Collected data
---*---
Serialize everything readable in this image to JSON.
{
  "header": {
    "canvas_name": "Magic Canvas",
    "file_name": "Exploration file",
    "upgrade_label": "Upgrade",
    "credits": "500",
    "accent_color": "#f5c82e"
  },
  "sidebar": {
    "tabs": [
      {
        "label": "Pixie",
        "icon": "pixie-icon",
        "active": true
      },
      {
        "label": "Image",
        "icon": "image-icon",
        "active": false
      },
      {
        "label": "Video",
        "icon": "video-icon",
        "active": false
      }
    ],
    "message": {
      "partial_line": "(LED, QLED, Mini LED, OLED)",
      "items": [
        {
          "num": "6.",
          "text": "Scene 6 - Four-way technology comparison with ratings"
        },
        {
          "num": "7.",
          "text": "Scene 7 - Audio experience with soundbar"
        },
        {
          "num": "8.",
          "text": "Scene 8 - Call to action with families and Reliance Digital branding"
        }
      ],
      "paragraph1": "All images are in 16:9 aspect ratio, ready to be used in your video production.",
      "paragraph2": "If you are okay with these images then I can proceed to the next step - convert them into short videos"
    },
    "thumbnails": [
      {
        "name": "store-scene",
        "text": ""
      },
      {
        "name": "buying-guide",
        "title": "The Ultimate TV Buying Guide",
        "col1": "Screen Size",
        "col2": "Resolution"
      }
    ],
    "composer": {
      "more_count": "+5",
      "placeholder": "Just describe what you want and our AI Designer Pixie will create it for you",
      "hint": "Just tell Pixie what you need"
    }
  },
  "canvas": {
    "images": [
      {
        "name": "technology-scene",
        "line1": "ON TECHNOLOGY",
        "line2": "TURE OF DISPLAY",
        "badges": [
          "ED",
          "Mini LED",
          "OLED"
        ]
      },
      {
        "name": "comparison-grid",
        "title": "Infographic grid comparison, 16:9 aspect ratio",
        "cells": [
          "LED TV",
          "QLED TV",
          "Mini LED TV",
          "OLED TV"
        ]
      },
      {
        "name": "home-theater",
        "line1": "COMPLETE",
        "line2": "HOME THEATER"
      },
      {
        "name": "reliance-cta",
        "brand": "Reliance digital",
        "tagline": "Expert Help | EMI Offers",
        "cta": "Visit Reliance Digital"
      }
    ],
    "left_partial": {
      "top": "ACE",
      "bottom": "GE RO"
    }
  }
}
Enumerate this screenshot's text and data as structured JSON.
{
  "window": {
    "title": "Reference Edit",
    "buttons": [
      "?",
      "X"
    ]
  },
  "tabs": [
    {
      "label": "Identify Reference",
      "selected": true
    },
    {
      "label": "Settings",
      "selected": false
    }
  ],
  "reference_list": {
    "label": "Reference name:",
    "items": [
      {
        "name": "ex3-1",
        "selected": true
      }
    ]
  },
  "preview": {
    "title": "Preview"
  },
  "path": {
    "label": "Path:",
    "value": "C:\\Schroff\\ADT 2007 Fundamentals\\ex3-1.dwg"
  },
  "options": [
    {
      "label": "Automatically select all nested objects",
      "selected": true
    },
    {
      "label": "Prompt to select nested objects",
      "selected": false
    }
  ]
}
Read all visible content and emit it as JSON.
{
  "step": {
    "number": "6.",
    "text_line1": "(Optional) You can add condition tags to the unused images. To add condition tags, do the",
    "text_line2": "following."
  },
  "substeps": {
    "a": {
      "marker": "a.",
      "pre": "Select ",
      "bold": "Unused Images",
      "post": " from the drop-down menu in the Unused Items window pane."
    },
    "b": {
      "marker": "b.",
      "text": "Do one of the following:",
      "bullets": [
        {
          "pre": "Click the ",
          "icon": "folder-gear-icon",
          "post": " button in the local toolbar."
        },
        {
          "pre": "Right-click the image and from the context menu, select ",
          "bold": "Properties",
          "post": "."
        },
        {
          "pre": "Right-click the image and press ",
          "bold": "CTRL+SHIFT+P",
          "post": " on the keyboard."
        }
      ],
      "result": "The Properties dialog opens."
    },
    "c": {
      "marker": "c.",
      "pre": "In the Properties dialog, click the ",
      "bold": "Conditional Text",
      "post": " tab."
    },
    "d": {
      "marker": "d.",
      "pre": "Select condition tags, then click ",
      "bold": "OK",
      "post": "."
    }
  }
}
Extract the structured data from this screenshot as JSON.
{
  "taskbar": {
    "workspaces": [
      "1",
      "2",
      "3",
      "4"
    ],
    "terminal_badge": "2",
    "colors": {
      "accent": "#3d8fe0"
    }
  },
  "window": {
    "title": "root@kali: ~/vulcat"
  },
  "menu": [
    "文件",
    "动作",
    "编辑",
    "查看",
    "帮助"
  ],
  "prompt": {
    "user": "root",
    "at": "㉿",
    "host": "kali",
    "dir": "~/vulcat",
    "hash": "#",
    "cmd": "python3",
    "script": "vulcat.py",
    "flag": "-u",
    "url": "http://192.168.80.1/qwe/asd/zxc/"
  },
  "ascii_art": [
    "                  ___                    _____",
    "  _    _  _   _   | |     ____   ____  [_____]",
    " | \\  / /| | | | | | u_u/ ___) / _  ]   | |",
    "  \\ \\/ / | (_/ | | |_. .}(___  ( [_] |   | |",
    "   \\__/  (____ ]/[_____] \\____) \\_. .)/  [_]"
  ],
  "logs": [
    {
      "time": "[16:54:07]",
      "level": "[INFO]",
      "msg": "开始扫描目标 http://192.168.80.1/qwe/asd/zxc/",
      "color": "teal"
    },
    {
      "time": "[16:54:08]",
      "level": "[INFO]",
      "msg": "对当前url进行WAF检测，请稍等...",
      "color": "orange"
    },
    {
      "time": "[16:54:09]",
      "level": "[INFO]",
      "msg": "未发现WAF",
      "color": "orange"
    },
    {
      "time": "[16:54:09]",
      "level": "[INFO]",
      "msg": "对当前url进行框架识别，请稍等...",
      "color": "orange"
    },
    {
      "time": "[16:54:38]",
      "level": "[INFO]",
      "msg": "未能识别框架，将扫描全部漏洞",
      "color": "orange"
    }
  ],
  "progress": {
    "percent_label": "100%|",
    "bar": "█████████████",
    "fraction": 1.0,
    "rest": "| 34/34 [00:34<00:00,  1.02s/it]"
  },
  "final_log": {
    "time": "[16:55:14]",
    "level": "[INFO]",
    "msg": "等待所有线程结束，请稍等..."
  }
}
---*---
__PROBLEM DETAILS__: Each line in the material above must be retyped without alteration.

__RESULT OF THIS EXERCISE__:
Serialize everything readable in this image to JSON.
{
  "header": {
    "canvas_name": "Magic Canvas",
    "file_name": "Exploration file",
    "upgrade_label": "Upgrade",
    "credits": "500",
    "accent_color": "#f5c82e"
  },
  "sidebar": {
    "tabs": [
      {
        "label": "Pixie",
        "icon": "pixie-icon",
        "active": true
      },
      {
        "label": "Image",
        "icon": "image-icon",
        "active": false
      },
      {
        "label": "Video",
        "icon": "video-icon",
        "active": false
      }
    ],
    "message": {
      "partial_line": "(LED, QLED, Mini LED, OLED)",
      "items": [
        {
          "num": "6.",
          "text": "Scene 6 - Four-way technology comparison with ratings"
        },
        {
          "num": "7.",
          "text": "Scene 7 - Audio experience with soundbar"
        },
        {
          "num": "8.",
          "text": "Scene 8 - Call to action with families and Reliance Digital branding"
        }
      ],
      "paragraph1": "All images are in 16:9 aspect ratio, ready to be used in your video production.",
      "paragraph2": "If you are okay with these images then I can proceed to the next step - convert them into short videos"
    },
    "thumbnails": [
      {
        "name": "store-scene",
        "text": ""
      },
      {
        "name": "buying-guide",
        "title": "The Ultimate TV Buying Guide",
        "col1": "Screen Size",
        "col2": "Resolution"
      }
    ],
    "composer": {
      "more_count": "+5",
      "placeholder": "Just describe what you want and our AI Designer Pixie will create it for you",
      "hint": "Just tell Pixie what you need"
    }
  },
  "canvas": {
    "images": [
      {
        "name": "technology-scene",
        "line1": "ON TECHNOLOGY",
        "line2": "TURE OF DISPLAY",
        "badges": [
          "ED",
          "Mini LED",
          "OLED"
        ]
      },
      {
        "name": "comparison-grid",
        "title": "Infographic grid comparison, 16:9 aspect ratio",
        "cells": [
          "LED TV",
          "QLED TV",
          "Mini LED TV",
          "OLED TV"
        ]
      },
      {
        "name": "home-theater",
        "line1": "COMPLETE",
        "line2": "HOME THEATER"
      },
      {
        "name": "reliance-cta",
        "brand": "Reliance digital",
        "tagline": "Expert Help | EMI Offers",
        "cta": "Visit Reliance Digital"
      }
    ],
    "left_partial": {
      "top": "ACE",
      "bottom": "GE RO"
    }
  }
}
Enumerate this screenshot's text and data as structured JSON.
{
  "window": {
    "title": "Reference Edit",
    "buttons": [
      "?",
      "X"
    ]
  },
  "tabs": [
    {
      "label": "Identify Reference",
      "selected": true
    },
    {
      "label": "Settings",
      "selected": false
    }
  ],
  "reference_list": {
    "label": "Reference name:",
    "items": [
      {
        "name": "ex3-1",
        "selected": true
      }
    ]
  },
  "preview": {
    "title": "Preview"
  },
  "path": {
    "label": "Path:",
    "value": "C:\\Schroff\\ADT 2007 Fundamentals\\ex3-1.dwg"
  },
  "options": [
    {
      "label": "Automatically select all nested objects",
      "selected": true
    },
    {
      "label": "Prompt to select nested objects",
      "selected": false
    }
  ]
}
Read all visible content and emit it as JSON.
{
  "step": {
    "number": "6.",
    "text_line1": "(Optional) You can add condition tags to the unused images. To add condition tags, do the",
    "text_line2": "following."
  },
  "substeps": {
    "a": {
      "marker": "a.",
      "pre": "Select ",
      "bold": "Unused Images",
      "post": " from the drop-down menu in the Unused Items window pane."
    },
    "b": {
      "marker": "b.",
      "text": "Do one of the following:",
      "bullets": [
        {
          "pre": "Click the ",
          "icon": "folder-gear-icon",
          "post": " button in the local toolbar."
        },
        {
          "pre": "Right-click the image and from the context menu, select ",
          "bold": "Properties",
          "post": "."
        },
        {
          "pre": "Right-click the image and press ",
          "bold": "CTRL+SHIFT+P",
          "post": " on the keyboard."
        }
      ],
      "result": "The Properties dialog opens."
    },
    "c": {
      "marker": "c.",
      "pre": "In the Properties dialog, click the ",
      "bold": "Conditional Text",
      "post": " tab."
    },
    "d": {
      "marker": "d.",
      "pre": "Select condition tags, then click ",
      "bold": "OK",
      "post": "."
    }
  }
}
Extract the structured data from this screenshot as JSON.
{
  "taskbar": {
    "workspaces": [
      "1",
      "2",
      "3",
      "4"
    ],
    "terminal_badge": "2",
    "colors": {
      "accent": "#3d8fe0"
    }
  },
  "window": {
    "title": "root@kali: ~/vulcat"
  },
  "menu": [
    "文件",
    "动作",
    "编辑",
    "查看",
    "帮助"
  ],
  "prompt": {
    "user": "root",
    "at": "㉿",
    "host": "kali",
    "dir": "~/vulcat",
    "hash": "#",
    "cmd": "python3",
    "script": "vulcat.py",
    "flag": "-u",
    "url": "http://192.168.80.1/qwe/asd/zxc/"
  },
  "ascii_art": [
    "                  ___                    _____",
    "  _    _  _   _   | |     ____   ____  [_____]",
    " | \\  / /| | | | | | u_u/ ___) / _  ]   | |",
    "  \\ \\/ / | (_/ | | |_. .}(___  ( [_] |   | |",
    "   \\__/  (____ ]/[_____] \\____) \\_. .)/  [_]"
  ],
  "logs": [
    {
      "time": "[16:54:07]",
      "level": "[INFO]",
      "msg": "开始扫描目标 http://192.168.80.1/qwe/asd/zxc/",
      "color": "teal"
    },
    {
      "time": "[16:54:08]",
      "level": "[INFO]",
      "msg": "对当前url进行WAF检测，请稍等...",
      "color": "orange"
    },
    {
      "time": "[16:54:09]",
      "level": "[INFO]",
      "msg": "未发现WAF",
      "color": "orange"
    },
    {
      "time": "[16:54:09]",
      "level": "[INFO]",
      "msg": "对当前url进行框架识别，请稍等...",
      "color": "orange"
    },
    {
      "time": "[16:54:38]",
      "level": "[INFO]",
      "msg": "未能识别框架，将扫描全部漏洞",
      "color": "orange"
    }
  ],
  "progress": {
    "percent_label": "100%|",
    "bar": "█████████████",
    "fraction": 1.0,
    "rest": "| 34/34 [00:34<00:00,  1.02s/it]"
  },
  "final_log": {
    "time": "[16:55:14]",
    "level": "[INFO]",
    "msg": "等待所有线程结束，请稍等..."
  }
}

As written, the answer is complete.